Your instructions:
Could you transcribe the excerpt on desire and machines, starting at "Perhaps the novelty" and ending at "possibility of encounter."?

---------- Excerpt provided ----------

The announcement generated mixed reactions—ranging from hasty celebrations to equally noisy warnings—as these devices, promising immediate relief, claim to simplify things where desire becomes entangled. The erotic scene becomes a procedure. The fantasy, a drop-down list. Intimacy, a statistic that aims to anticipate everything. It is about getting what is demanded without residue, without stumbling blocks and without that which made of the encounter a wager more uncertain than efficient.
But desire never asked for such docility. It always left a margin, a detour, a misunderstanding that was impossible to programme. What happens when that rim disappears? The machine's offer is impeccable, but its very impeccability is unsettling: nothing fails, nothing escapes, nothing interrupts. Everything seems arranged so that nothing of the partner touches us too much, not even that which might be uncomfortable or surprising, as if misunderstanding had been removed from the scene.
Thus, an Other emerges, too well-mannered to produce an encounter. In its absolute availability, it reveals what is missing: a body, a presence, a silence without instructions. Also, an opaque zone, that which in the bond never quite fits and which, precisely for that reason, sustains desire. The scaffolding of comfort erodes that blind spot where something of the subject was still at stake without guarantees.
Perhaps the novelty lies not in the artifice, but in the way we surrender to it. Comfort comes at a price: leaving aside that which, in us, cannot be commanded or accommodated. That which does not coincide, that which does not fit, that which does not work. Perhaps that is why the promise of eroticism on demand is as tempting as it is fragile: it makes us believe that we can live without that residue that overflows the will to control, without that unruly piece that, by not fitting in, opened up the very possibility of encounter.
The question remains open: when the partner is reduced to a function without a body, what remains of the desire that advanced thanks to that interstice that no algorithm can close?

---------- Supplied information ----------

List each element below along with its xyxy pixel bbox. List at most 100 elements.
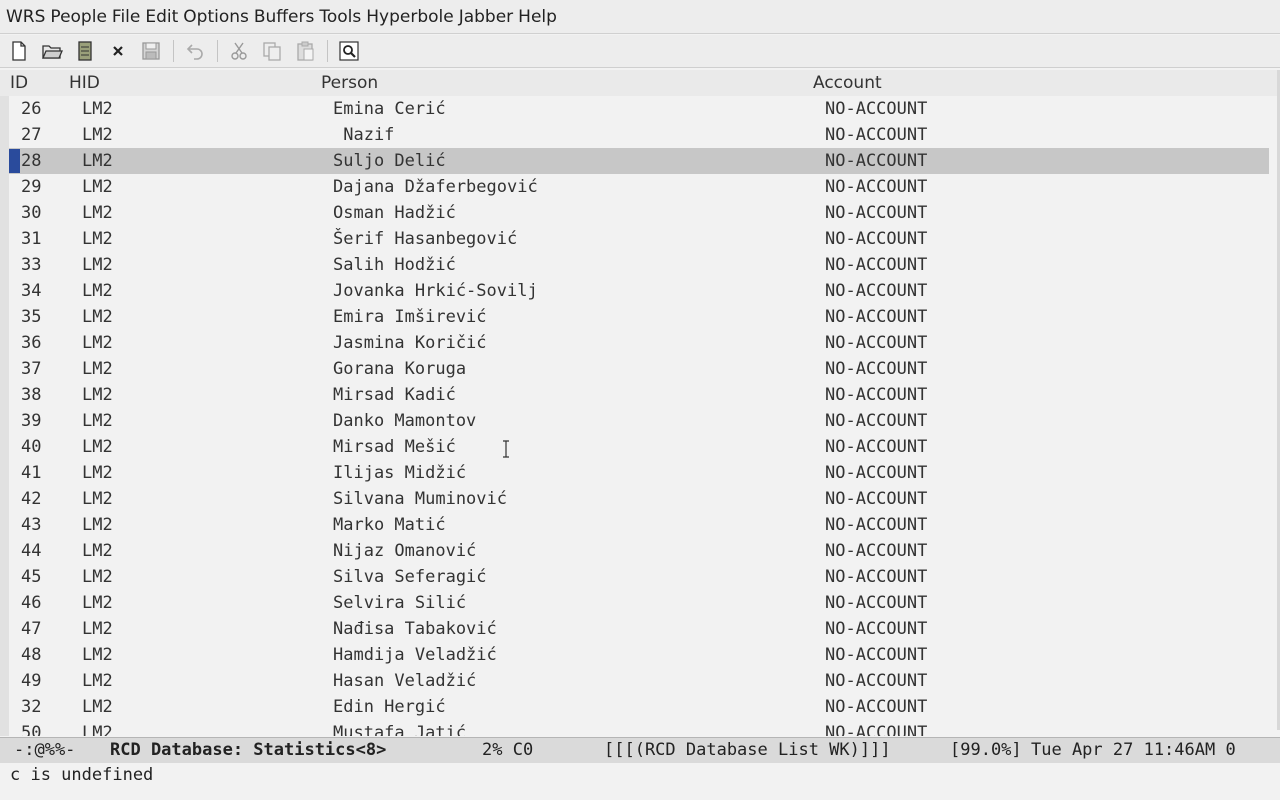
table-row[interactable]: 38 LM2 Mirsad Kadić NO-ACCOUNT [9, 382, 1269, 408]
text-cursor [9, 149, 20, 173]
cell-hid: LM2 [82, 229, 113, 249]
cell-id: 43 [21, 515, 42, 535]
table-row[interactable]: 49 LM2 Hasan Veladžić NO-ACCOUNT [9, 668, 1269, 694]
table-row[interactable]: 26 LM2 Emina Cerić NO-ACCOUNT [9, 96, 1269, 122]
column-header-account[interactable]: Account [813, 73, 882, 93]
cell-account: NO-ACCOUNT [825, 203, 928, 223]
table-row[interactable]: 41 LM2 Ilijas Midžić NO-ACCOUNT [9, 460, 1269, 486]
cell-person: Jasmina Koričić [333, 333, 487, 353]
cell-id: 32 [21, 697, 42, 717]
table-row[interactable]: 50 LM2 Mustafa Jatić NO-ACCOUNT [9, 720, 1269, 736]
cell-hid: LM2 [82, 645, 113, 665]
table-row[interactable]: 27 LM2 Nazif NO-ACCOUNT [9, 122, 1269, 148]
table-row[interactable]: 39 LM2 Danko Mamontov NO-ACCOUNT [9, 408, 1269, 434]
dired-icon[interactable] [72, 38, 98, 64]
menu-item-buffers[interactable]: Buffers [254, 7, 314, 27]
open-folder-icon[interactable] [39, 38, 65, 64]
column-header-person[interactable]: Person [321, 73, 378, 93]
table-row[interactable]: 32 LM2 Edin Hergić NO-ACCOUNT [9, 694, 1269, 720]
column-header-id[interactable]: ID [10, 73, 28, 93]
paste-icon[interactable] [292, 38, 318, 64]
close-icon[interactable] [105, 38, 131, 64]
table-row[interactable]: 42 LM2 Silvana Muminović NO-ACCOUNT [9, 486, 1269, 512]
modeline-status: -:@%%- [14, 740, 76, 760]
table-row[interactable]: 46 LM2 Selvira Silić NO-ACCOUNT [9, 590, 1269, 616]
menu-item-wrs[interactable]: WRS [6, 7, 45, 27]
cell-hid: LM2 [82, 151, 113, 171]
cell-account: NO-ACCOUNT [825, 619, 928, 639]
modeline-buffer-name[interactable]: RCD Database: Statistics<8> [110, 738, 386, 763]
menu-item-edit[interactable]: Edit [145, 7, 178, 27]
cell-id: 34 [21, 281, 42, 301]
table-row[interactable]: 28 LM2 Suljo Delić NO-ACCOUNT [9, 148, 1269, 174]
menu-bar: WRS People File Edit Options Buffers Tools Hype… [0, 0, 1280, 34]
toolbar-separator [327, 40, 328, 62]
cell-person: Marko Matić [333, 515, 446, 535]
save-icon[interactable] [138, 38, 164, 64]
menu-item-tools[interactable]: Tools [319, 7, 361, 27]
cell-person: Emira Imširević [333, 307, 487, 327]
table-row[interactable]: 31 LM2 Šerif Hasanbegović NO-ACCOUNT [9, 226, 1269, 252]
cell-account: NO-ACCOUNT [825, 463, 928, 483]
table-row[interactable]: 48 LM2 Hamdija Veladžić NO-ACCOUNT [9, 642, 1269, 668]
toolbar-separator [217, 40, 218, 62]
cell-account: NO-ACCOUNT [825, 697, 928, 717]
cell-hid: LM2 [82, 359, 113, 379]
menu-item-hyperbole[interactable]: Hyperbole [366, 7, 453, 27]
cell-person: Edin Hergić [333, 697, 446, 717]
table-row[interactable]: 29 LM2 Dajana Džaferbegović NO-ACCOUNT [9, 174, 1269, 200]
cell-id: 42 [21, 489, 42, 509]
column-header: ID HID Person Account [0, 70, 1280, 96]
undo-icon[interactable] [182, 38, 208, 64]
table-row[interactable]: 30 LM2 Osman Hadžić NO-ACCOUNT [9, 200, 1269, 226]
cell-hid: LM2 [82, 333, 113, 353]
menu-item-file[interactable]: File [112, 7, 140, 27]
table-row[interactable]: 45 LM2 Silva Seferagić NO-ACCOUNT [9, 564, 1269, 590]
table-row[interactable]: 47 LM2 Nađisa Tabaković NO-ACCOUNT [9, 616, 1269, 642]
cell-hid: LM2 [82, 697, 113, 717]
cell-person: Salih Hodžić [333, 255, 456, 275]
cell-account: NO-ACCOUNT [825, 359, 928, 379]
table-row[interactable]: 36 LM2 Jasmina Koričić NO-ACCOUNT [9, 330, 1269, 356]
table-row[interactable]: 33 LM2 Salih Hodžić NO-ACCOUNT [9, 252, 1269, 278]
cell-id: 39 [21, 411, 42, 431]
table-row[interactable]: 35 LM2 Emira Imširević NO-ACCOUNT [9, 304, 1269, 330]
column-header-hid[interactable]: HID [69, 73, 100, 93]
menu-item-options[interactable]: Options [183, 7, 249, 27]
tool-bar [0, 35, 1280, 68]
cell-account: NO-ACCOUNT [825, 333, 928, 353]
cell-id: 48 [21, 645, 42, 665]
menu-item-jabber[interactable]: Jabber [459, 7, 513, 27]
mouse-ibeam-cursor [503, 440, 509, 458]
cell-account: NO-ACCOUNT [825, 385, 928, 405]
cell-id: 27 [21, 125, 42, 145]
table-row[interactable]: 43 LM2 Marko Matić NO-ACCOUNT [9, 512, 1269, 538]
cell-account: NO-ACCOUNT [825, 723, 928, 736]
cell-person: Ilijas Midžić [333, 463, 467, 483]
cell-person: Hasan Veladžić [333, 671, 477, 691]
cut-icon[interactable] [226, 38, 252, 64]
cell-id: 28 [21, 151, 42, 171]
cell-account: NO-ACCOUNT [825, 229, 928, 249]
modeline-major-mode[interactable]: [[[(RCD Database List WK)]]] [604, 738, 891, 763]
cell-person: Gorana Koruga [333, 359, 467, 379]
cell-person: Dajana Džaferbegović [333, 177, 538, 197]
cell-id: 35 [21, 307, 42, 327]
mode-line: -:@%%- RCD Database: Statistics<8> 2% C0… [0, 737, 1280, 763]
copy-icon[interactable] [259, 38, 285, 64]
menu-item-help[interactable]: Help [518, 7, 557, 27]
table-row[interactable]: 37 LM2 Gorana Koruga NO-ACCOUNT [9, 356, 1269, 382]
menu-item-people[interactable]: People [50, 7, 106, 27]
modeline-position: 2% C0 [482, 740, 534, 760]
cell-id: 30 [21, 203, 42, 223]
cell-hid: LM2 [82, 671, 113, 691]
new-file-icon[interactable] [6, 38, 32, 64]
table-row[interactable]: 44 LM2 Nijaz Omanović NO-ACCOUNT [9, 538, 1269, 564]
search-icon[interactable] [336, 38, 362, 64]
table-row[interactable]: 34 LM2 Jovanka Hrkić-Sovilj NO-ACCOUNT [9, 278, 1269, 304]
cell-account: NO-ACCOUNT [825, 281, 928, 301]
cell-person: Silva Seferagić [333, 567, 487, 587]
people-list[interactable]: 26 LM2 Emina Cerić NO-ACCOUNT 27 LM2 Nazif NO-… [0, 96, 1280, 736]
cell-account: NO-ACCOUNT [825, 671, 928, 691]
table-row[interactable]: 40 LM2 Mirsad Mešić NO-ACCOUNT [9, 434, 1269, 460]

----------

Exercise answer:
Perhaps the novelty lies not in the artifice, but in the way we surrender to it. Comfort comes at a price: leaving aside that which, in us, cannot be commanded or accommodated. That which does not coincide, that which does not fit, that which does not work. Perhaps that is why the promise of eroticism on demand is as tempting as it is fragile: it makes us believe that we can live without that residue that overflows the will to control, without that unruly piece that, by not fitting in, opened up the very possibility of encounter.